Dataset records
------------------------------------------------
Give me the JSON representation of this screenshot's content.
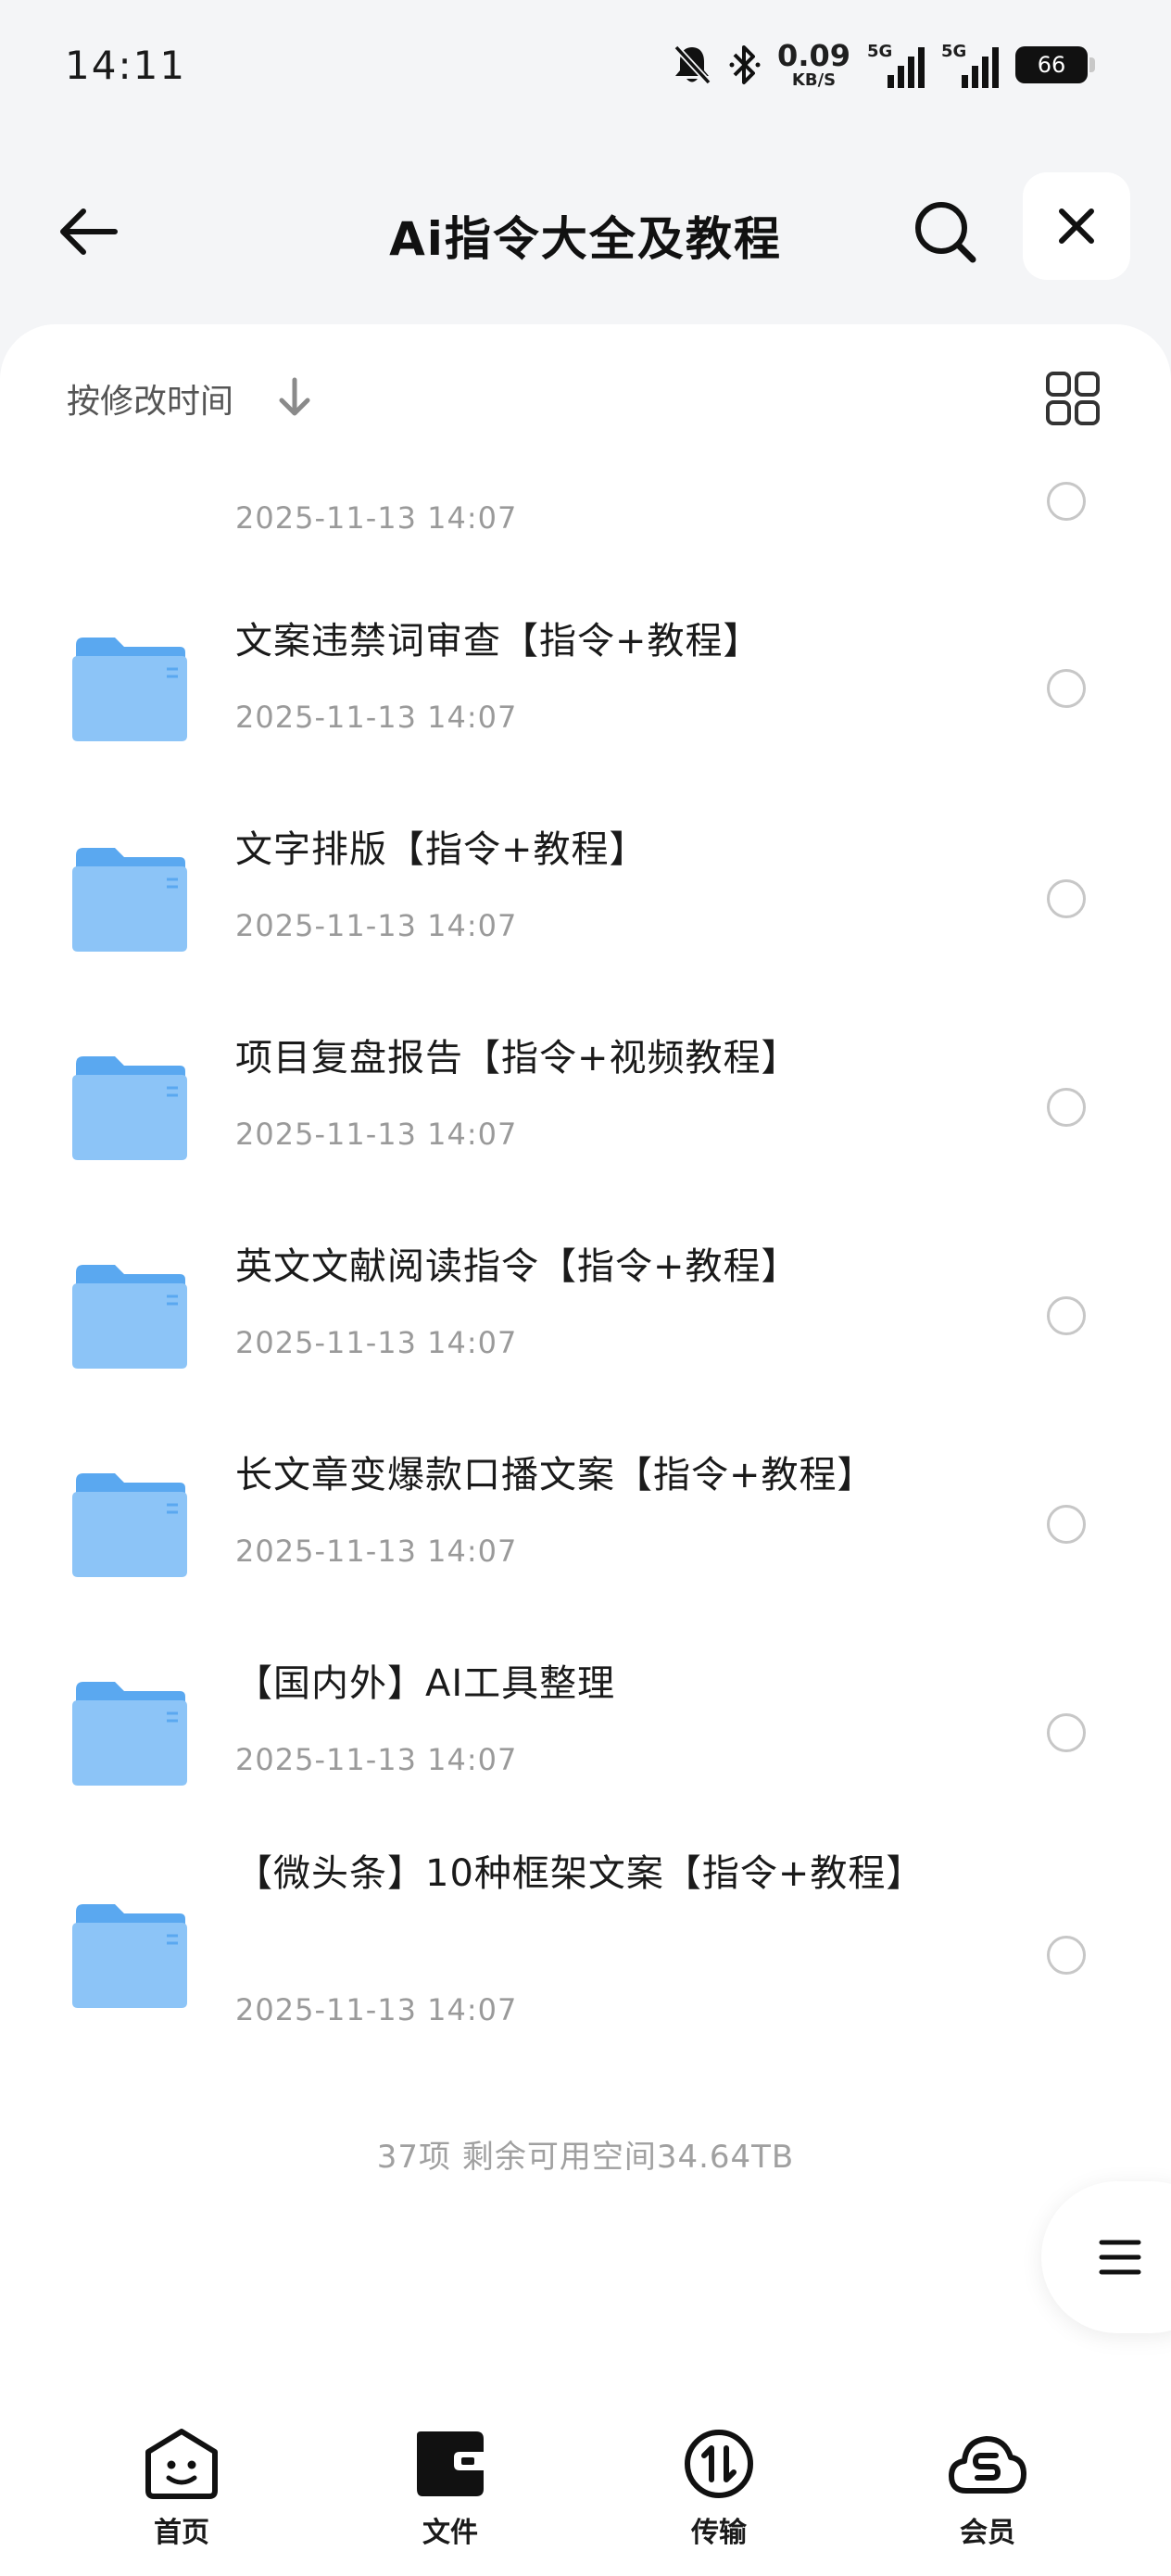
{
  "status_bar": {
    "time": "14:11",
    "net_speed_value": "0.09",
    "net_speed_unit": "KB/S",
    "sim1_label": "5G",
    "sim2_label": "5G",
    "battery": "66"
  },
  "header": {
    "title": "Ai指令大全及教程"
  },
  "sort_bar": {
    "label": "按修改时间"
  },
  "files": [
    {
      "name": "",
      "date": "2025-11-13 14:07"
    },
    {
      "name": "文案违禁词审查【指令+教程】",
      "date": "2025-11-13 14:07"
    },
    {
      "name": "文字排版【指令+教程】",
      "date": "2025-11-13 14:07"
    },
    {
      "name": "项目复盘报告【指令+视频教程】",
      "date": "2025-11-13 14:07"
    },
    {
      "name": "英文文献阅读指令【指令+教程】",
      "date": "2025-11-13 14:07"
    },
    {
      "name": "长文章变爆款口播文案【指令+教程】",
      "date": "2025-11-13 14:07"
    },
    {
      "name": "【国内外】AI工具整理",
      "date": "2025-11-13 14:07"
    },
    {
      "name": "【微头条】10种框架文案【指令+教程】",
      "date": "2025-11-13 14:07"
    }
  ],
  "footer": {
    "summary": "37项 剩余可用空间34.64TB"
  },
  "bottom_nav": {
    "items": [
      {
        "label": "首页",
        "icon": "home-face-icon"
      },
      {
        "label": "文件",
        "icon": "folder-icon"
      },
      {
        "label": "传输",
        "icon": "transfer-icon"
      },
      {
        "label": "会员",
        "icon": "member-cloud-icon"
      }
    ]
  },
  "colors": {
    "folder_back": "#5aa8f0",
    "folder_front": "#8cc4f7",
    "background": "#f4f5f7"
  }
}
------------------------------------------------
Problem details
Give the entries again word for word, but skip the pictures.

Written response
Give me the JSON representation of this screenshot's content.
{
  "status_bar": {
    "time": "14:11",
    "net_speed_value": "0.09",
    "net_speed_unit": "KB/S",
    "sim1_label": "5G",
    "sim2_label": "5G",
    "battery": "66"
  },
  "header": {
    "title": "Ai指令大全及教程"
  },
  "sort_bar": {
    "label": "按修改时间"
  },
  "files": [
    {
      "name": "",
      "date": "2025-11-13 14:07"
    },
    {
      "name": "文案违禁词审查【指令+教程】",
      "date": "2025-11-13 14:07"
    },
    {
      "name": "文字排版【指令+教程】",
      "date": "2025-11-13 14:07"
    },
    {
      "name": "项目复盘报告【指令+视频教程】",
      "date": "2025-11-13 14:07"
    },
    {
      "name": "英文文献阅读指令【指令+教程】",
      "date": "2025-11-13 14:07"
    },
    {
      "name": "长文章变爆款口播文案【指令+教程】",
      "date": "2025-11-13 14:07"
    },
    {
      "name": "【国内外】AI工具整理",
      "date": "2025-11-13 14:07"
    },
    {
      "name": "【微头条】10种框架文案【指令+教程】",
      "date": "2025-11-13 14:07"
    }
  ],
  "footer": {
    "summary": "37项 剩余可用空间34.64TB"
  },
  "bottom_nav": {
    "items": [
      {
        "label": "首页",
        "icon": "home-face-icon"
      },
      {
        "label": "文件",
        "icon": "folder-icon"
      },
      {
        "label": "传输",
        "icon": "transfer-icon"
      },
      {
        "label": "会员",
        "icon": "member-cloud-icon"
      }
    ]
  },
  "colors": {
    "folder_back": "#5aa8f0",
    "folder_front": "#8cc4f7",
    "background": "#f4f5f7"
  }
}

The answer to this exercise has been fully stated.